* _DIRECTIVE_:
Going through the material below, please gather all lines with the word "must" in them.

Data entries

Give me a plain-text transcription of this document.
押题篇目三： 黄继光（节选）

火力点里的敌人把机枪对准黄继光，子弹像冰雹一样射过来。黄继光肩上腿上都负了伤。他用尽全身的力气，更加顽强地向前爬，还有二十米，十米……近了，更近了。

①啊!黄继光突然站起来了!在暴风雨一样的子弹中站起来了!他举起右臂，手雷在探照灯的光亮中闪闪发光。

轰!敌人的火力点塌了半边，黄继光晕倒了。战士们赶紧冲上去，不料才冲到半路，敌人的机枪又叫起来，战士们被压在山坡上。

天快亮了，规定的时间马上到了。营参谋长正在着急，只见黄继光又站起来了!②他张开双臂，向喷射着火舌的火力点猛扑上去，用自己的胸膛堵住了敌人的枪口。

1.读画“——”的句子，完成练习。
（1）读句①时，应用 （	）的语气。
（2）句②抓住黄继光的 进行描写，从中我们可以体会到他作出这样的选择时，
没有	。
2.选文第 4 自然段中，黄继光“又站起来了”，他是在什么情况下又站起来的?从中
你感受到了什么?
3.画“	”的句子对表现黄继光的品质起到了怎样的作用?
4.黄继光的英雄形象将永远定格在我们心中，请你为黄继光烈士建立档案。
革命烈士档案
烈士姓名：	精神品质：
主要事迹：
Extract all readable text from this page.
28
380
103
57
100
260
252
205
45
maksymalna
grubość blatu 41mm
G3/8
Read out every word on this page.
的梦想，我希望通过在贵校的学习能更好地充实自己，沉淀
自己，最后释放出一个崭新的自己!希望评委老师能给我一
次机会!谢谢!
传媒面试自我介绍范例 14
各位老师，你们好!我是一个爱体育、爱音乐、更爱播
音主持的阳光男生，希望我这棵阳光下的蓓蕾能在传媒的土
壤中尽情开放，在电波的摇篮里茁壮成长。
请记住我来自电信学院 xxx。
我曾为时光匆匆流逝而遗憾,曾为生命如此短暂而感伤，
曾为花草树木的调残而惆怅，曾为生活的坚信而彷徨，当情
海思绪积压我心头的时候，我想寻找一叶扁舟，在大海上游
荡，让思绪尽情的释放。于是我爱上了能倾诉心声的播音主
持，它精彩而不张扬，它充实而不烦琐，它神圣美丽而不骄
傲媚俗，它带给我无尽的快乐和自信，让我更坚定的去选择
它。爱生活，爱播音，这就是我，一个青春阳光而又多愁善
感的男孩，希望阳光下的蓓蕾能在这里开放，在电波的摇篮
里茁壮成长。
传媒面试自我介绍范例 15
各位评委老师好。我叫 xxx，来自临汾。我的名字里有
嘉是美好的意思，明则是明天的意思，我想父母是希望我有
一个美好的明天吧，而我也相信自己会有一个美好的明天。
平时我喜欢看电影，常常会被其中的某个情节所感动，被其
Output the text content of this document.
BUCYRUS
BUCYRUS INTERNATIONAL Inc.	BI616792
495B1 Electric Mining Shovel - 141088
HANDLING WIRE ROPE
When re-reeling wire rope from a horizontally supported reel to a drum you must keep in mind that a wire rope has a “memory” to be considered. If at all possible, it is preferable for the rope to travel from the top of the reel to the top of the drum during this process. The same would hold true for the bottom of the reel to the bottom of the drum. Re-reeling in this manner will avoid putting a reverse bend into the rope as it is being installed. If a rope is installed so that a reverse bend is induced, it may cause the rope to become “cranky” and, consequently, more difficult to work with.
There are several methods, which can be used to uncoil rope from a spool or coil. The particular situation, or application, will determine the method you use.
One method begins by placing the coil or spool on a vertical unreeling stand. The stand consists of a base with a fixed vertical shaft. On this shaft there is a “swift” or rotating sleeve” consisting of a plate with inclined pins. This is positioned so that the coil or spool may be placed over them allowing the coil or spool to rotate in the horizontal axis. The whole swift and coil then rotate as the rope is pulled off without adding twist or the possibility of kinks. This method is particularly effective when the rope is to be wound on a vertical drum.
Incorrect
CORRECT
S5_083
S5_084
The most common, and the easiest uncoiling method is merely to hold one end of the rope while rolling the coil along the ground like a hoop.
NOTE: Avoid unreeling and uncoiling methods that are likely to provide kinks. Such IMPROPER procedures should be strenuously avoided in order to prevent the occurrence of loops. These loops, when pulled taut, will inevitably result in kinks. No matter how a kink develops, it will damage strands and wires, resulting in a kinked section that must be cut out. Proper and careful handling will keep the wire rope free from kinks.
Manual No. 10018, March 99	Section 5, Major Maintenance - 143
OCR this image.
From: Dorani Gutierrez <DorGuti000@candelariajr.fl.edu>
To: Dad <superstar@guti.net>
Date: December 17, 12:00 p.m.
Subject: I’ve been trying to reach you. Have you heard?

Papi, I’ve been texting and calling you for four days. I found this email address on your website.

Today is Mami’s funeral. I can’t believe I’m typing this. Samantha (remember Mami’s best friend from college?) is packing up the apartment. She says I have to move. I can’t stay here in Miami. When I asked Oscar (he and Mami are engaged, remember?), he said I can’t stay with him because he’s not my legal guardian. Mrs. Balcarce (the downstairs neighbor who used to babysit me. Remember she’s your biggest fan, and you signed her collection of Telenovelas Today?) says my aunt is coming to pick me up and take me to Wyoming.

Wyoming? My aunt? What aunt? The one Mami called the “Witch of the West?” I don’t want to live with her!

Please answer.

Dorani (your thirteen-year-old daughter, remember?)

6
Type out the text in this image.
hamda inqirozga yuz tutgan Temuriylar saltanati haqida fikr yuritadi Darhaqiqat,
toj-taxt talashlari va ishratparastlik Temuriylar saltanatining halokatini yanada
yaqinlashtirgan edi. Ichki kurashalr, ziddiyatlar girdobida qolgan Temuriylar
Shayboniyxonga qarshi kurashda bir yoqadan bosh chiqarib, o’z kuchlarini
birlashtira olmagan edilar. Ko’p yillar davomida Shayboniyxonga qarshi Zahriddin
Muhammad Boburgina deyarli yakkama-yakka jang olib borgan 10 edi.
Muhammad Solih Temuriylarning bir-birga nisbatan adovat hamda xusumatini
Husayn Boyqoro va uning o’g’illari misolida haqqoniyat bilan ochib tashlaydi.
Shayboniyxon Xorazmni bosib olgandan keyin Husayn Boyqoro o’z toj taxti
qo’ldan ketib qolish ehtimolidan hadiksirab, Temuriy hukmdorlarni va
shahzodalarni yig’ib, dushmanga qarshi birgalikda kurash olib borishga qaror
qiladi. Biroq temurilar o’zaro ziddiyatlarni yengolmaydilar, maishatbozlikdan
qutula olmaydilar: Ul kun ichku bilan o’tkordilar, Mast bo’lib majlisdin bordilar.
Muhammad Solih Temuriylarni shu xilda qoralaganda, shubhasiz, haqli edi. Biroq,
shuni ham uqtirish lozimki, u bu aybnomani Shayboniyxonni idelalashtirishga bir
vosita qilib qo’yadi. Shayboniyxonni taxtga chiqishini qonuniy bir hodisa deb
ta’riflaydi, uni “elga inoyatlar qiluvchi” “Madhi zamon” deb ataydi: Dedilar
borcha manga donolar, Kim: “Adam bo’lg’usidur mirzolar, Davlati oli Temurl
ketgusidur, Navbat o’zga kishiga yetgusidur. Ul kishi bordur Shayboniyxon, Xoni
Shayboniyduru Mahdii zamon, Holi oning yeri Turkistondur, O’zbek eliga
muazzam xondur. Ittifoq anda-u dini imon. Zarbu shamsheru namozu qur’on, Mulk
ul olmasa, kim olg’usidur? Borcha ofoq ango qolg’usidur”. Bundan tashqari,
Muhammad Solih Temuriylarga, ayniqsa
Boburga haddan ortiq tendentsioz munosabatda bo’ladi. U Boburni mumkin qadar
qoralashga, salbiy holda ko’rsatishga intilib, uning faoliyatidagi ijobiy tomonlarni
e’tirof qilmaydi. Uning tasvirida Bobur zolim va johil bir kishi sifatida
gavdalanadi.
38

* _EXERCISE RESPONSE_:
When re-reeling wire rope from a horizontally supported reel to a drum you must keep in mind that a wire rope has a “memory” to be considered. If at all possible, it is preferable for the rope to travel from the top of the reel to the top of the drum during this process. The same would hold true for the bottom of the reel to the bottom of the drum. Re-reeling in this manner will avoid putting a reverse bend into the rope as it is being installed. If a rope is installed so that a reverse bend is induced, it may cause the rope to become “cranky” and, consequently, more difficult to work with.
NOTE: Avoid unreeling and uncoiling methods that are likely to provide kinks. Such IMPROPER procedures should be strenuously avoided in order to prevent the occurrence of loops. These loops, when pulled taut, will inevitably result in kinks. No matter how a kink develops, it will damage strands and wires, resulting in a kinked section that must be cut out. Proper and careful handling will keep the wire rope free from kinks.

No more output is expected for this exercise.